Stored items
(begin)
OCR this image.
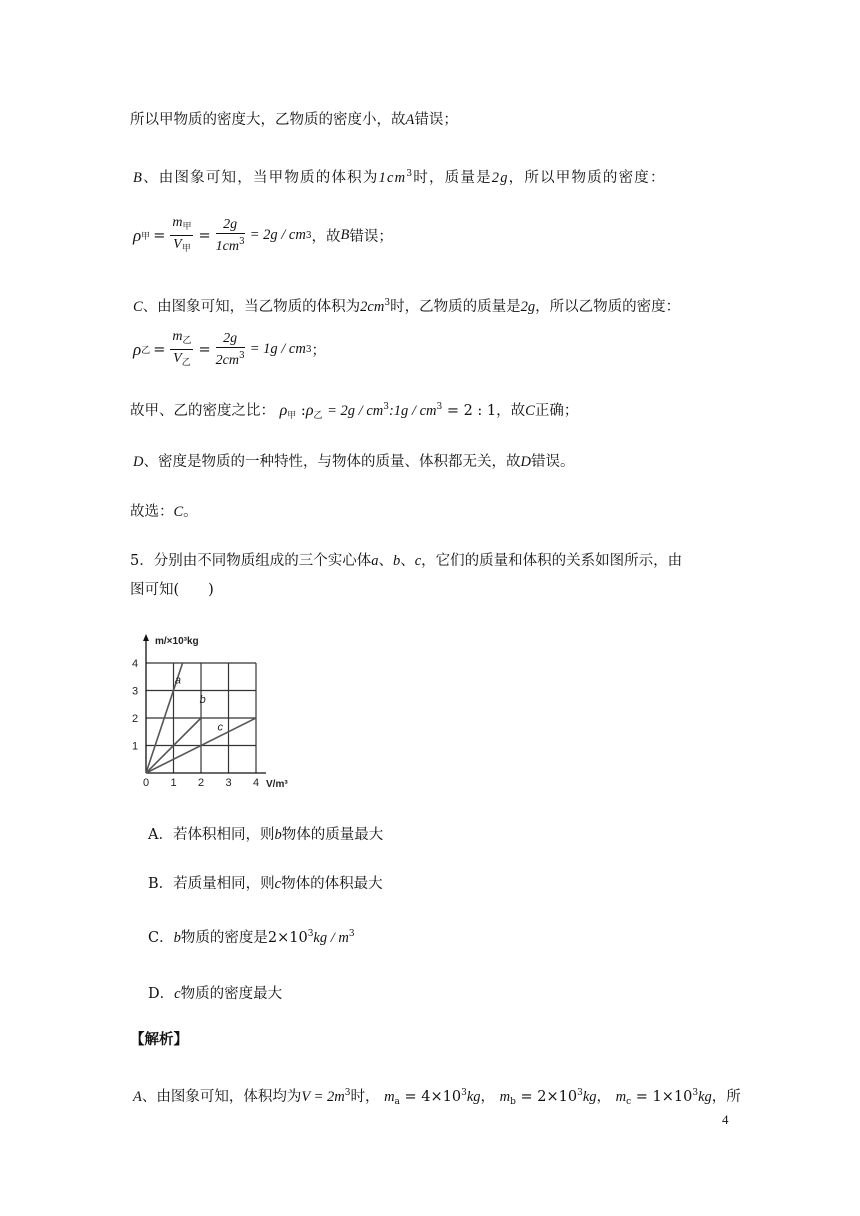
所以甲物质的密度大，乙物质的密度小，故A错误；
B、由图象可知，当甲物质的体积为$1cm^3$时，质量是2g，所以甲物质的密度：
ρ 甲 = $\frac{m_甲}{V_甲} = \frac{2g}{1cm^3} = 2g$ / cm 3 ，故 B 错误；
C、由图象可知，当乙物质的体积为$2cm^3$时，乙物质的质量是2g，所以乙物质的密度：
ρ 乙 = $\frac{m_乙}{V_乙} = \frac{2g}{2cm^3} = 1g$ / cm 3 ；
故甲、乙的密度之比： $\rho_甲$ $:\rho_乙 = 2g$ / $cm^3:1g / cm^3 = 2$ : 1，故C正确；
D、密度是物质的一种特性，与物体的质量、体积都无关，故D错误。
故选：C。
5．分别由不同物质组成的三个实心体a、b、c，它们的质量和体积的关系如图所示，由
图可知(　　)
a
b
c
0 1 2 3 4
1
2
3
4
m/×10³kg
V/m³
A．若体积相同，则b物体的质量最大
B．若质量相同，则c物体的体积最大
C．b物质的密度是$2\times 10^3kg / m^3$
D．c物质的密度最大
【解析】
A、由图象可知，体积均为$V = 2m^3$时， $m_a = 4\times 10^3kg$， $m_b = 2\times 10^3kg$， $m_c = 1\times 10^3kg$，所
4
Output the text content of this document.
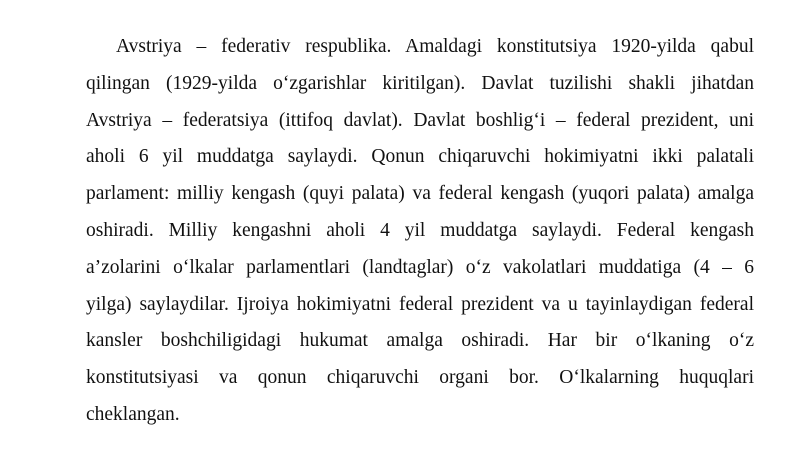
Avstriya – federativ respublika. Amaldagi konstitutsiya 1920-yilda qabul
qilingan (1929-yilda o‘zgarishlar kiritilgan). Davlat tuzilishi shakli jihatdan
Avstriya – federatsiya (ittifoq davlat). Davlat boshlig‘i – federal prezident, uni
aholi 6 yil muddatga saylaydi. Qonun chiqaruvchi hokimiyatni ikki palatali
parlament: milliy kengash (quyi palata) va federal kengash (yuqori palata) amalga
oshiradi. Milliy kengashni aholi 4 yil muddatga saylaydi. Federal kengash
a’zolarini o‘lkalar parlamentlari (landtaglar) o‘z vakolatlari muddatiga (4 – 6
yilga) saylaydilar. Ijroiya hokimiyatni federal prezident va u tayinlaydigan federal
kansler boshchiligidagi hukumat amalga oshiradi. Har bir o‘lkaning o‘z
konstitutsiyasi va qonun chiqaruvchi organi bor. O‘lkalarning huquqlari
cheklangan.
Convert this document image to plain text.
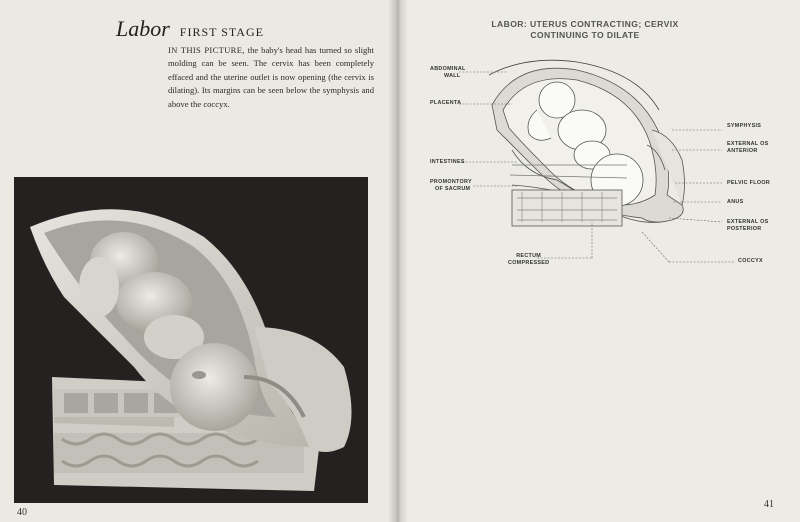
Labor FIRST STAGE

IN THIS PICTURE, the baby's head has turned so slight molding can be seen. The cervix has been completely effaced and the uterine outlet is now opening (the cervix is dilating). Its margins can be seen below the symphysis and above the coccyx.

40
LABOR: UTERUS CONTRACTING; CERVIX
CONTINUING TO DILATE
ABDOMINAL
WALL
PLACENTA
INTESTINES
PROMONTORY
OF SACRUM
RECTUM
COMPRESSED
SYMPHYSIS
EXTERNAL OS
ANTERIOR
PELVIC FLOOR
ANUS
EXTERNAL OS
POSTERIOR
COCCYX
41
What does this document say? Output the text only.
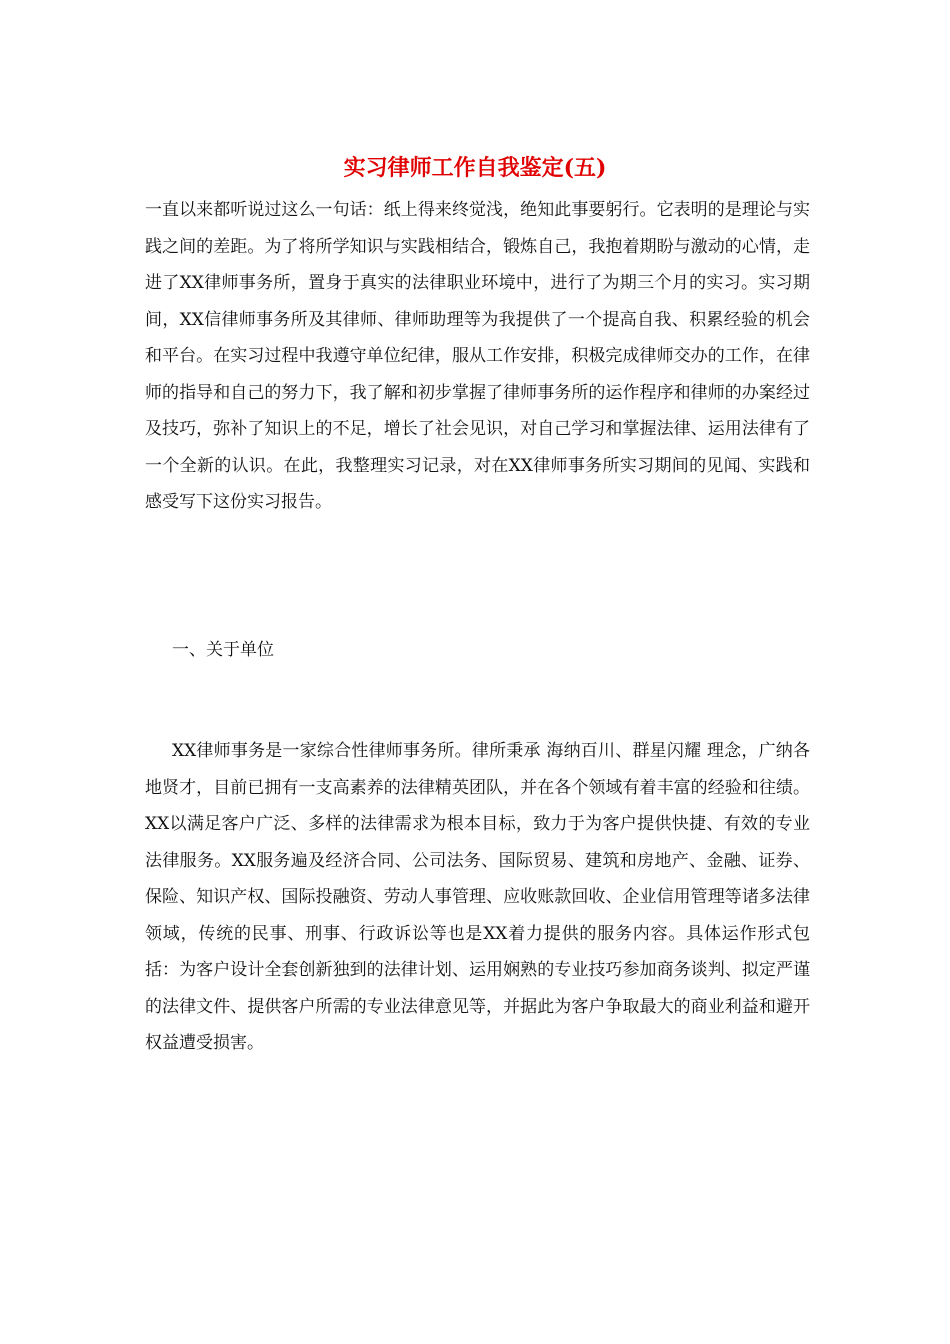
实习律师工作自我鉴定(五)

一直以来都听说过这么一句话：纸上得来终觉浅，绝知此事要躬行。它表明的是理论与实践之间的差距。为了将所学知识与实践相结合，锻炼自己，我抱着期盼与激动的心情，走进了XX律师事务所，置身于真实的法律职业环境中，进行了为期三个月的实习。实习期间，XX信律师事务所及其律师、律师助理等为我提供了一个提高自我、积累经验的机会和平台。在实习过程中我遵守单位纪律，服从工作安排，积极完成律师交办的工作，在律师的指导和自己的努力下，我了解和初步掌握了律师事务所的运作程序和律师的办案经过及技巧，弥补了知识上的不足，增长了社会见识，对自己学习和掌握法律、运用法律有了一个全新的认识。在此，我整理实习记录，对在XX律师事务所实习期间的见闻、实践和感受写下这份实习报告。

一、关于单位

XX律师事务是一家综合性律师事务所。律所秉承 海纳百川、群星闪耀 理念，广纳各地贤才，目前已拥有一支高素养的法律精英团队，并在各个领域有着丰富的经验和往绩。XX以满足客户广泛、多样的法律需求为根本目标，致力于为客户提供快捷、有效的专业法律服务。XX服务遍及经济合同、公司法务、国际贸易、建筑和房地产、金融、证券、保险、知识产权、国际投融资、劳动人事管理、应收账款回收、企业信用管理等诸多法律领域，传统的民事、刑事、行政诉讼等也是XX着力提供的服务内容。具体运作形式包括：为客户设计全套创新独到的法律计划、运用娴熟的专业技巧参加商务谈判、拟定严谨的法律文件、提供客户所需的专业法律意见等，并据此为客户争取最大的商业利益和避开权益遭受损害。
(end)
(begin)
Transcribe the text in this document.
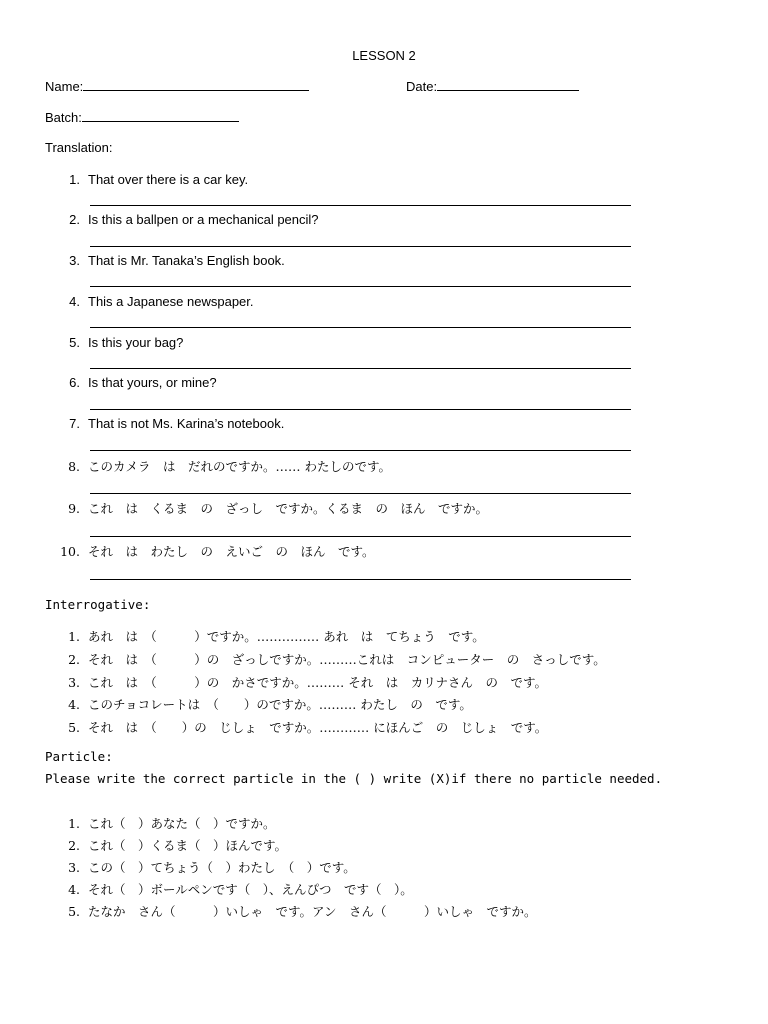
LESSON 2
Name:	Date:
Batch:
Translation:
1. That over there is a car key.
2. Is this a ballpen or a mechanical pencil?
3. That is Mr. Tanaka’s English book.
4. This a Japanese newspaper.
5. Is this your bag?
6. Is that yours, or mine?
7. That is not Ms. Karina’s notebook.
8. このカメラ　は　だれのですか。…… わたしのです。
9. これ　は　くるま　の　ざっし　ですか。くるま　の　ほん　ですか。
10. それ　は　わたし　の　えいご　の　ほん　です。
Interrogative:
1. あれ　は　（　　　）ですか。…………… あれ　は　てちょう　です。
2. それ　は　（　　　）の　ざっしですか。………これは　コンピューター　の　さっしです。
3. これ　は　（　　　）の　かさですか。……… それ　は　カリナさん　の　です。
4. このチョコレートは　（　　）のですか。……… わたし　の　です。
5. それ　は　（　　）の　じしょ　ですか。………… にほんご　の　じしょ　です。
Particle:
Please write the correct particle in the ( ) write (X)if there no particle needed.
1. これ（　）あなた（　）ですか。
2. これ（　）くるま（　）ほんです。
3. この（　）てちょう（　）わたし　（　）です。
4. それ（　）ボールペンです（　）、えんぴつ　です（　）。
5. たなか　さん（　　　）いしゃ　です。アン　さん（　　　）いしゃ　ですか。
(end)
- [Written exercise] Report the number of lines above that contain the word "prezident", and only that number.

- [Completed exercise] 2